Exercise data:
:::::

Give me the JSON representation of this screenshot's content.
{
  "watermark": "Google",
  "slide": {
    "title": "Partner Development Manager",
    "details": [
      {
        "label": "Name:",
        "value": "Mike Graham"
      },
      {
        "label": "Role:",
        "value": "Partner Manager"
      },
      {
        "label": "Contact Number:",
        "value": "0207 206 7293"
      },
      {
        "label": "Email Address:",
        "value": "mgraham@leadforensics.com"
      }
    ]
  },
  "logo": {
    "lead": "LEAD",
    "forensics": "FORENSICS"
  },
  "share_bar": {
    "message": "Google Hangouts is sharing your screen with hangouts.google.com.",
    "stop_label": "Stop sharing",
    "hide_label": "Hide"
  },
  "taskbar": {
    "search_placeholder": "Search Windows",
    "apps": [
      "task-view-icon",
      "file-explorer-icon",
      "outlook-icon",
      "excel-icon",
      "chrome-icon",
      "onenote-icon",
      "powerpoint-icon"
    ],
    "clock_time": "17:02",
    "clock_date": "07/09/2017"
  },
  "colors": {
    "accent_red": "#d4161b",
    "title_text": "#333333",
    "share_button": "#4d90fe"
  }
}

:::::

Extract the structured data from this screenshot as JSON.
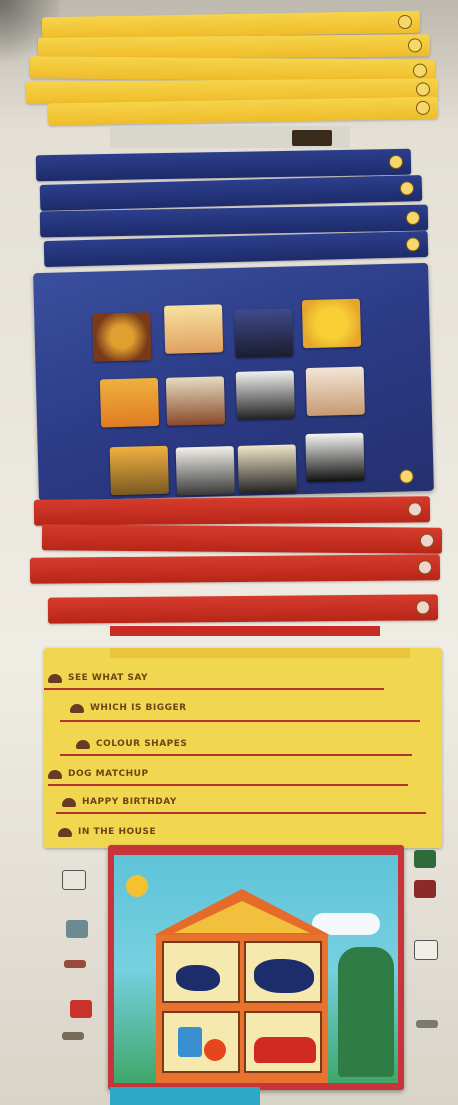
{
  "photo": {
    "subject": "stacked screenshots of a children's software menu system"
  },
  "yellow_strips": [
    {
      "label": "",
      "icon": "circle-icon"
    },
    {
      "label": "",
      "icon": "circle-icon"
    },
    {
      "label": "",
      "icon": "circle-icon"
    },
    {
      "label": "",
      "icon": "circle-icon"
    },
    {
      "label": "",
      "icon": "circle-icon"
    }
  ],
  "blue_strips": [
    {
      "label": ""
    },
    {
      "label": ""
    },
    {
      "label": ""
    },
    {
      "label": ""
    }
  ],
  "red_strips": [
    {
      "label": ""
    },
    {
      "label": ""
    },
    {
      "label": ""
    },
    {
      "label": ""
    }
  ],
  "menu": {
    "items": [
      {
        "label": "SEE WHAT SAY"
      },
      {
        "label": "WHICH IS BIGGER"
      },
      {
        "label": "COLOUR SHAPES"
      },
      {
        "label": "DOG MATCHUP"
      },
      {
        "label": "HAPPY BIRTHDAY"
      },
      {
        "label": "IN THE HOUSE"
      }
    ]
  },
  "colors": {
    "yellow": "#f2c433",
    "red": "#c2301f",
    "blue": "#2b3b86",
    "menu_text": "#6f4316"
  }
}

:::::

Search the data for the string "Manager" and copy each line where it appears.

Answer to the exercise:
    "title": "Partner Development Manager",
        "value": "Partner Manager"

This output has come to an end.